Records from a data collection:
• • • •

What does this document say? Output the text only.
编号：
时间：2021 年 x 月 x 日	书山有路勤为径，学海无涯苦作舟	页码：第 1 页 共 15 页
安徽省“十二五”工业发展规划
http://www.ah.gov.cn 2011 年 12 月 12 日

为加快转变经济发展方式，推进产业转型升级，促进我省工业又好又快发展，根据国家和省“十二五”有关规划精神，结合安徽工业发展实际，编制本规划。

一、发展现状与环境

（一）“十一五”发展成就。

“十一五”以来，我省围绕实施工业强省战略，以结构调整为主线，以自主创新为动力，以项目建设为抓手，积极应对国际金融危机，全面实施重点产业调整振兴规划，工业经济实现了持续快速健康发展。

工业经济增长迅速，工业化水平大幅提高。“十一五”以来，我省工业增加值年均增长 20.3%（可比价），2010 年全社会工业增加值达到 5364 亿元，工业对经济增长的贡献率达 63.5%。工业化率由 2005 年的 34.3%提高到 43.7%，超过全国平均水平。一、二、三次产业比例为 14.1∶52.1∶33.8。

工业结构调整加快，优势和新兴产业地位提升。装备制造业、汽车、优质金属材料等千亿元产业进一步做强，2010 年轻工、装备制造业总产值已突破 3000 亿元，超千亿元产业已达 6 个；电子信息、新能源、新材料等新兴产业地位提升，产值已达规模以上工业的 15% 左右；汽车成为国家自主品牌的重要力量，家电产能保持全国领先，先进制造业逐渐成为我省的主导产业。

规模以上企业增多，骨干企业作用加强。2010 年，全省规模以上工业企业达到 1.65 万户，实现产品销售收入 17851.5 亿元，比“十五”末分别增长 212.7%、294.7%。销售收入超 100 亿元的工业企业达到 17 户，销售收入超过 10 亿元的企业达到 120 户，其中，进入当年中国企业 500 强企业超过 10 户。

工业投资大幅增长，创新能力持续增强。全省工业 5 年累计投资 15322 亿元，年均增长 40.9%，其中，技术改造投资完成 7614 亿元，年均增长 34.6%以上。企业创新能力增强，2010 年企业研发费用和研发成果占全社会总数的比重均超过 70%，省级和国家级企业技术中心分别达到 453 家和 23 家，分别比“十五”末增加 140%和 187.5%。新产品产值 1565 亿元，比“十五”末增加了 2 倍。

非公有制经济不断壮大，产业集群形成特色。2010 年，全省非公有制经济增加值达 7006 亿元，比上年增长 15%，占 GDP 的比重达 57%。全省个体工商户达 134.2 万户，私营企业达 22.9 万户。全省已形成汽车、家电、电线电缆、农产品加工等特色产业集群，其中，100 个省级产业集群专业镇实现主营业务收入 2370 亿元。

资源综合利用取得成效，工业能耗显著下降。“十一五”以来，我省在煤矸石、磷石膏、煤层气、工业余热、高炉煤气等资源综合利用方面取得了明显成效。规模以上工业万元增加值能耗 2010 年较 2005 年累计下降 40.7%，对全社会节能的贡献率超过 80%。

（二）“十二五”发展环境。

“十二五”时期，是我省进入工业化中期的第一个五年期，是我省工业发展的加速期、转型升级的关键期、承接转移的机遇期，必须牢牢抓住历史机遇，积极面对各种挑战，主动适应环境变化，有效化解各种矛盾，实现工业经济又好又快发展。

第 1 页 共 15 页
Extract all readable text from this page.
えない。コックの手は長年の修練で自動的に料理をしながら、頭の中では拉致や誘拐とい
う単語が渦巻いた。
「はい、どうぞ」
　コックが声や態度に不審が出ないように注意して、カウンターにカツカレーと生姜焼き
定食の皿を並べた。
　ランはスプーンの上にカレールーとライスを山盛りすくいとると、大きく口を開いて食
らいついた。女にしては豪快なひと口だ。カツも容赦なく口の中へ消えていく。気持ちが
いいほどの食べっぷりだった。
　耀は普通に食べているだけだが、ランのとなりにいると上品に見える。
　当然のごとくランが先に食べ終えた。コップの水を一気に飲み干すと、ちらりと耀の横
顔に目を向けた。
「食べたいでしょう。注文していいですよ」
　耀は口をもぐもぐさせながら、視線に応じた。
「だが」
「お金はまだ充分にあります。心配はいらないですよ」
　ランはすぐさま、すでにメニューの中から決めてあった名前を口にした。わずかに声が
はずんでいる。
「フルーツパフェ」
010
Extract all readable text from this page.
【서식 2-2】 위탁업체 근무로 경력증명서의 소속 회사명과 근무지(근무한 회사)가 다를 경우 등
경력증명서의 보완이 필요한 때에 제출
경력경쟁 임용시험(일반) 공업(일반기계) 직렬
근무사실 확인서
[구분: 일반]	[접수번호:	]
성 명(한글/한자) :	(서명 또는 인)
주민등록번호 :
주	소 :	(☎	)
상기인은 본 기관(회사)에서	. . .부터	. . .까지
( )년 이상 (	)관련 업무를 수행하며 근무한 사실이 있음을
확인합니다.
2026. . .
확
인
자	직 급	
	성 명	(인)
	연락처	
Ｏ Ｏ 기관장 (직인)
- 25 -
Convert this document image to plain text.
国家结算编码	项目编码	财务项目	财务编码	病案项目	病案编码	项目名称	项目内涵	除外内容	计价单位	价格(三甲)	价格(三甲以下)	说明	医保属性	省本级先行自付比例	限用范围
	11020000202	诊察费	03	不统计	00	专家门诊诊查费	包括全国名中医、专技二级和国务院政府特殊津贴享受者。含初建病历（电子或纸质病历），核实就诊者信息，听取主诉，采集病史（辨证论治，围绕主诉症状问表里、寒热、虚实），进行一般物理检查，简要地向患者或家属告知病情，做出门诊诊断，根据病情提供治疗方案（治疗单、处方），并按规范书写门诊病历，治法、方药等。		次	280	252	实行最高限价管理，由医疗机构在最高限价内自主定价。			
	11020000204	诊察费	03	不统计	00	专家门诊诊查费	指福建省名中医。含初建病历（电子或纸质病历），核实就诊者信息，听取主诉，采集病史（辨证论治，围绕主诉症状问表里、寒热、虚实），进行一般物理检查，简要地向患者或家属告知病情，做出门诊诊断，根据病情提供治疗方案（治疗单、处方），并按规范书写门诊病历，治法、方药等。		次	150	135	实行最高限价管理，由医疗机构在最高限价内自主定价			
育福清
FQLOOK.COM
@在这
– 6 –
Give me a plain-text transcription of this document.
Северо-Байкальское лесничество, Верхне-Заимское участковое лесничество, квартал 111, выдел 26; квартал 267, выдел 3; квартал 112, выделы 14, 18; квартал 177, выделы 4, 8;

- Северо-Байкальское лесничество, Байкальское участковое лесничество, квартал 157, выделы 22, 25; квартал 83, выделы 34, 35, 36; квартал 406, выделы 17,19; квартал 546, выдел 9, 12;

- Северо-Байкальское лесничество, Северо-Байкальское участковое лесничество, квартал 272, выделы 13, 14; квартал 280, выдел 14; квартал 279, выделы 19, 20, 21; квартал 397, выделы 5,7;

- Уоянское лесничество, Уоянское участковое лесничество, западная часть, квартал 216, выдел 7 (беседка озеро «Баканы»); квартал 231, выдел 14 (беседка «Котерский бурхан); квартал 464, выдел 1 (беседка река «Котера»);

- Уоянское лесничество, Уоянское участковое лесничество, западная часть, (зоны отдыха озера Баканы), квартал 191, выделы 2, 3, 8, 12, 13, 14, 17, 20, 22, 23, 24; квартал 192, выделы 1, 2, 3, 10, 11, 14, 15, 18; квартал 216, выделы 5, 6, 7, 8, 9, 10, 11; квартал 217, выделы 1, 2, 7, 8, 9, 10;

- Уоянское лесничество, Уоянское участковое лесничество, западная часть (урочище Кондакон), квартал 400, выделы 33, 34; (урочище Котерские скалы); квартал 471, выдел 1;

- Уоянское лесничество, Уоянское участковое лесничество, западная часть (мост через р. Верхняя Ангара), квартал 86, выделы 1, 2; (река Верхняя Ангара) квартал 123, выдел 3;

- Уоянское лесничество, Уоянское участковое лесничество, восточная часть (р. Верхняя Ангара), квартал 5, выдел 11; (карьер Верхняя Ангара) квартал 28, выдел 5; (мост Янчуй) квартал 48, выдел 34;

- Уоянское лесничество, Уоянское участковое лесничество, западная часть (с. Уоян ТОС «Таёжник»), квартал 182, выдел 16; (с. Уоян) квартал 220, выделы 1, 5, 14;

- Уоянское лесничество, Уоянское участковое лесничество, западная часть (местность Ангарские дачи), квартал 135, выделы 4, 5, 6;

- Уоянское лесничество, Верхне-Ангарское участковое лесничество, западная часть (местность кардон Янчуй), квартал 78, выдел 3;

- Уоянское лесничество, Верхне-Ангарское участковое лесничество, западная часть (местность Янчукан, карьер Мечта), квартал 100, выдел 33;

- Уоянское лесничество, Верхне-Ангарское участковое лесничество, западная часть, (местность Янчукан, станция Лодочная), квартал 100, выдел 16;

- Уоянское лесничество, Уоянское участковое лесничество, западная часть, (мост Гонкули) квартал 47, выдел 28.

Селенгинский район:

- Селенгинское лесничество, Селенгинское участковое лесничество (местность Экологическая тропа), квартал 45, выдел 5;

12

• • • •

» **WORK TO COMPLETE**
Take every line containing the word "карьер" and copy it.

» **RESULT FOR THIS TASK**
- Уоянское лесничество, Уоянское участковое лесничество, восточная часть (р. Верхняя Ангара), квартал 5, выдел 11; (карьер Верхняя Ангара) квартал 28, выдел 5; (мост Янчуй) квартал 48, выдел 34;
- Уоянское лесничество, Верхне-Ангарское участковое лесничество, западная часть (местность Янчукан, карьер Мечта), квартал 100, выдел 33;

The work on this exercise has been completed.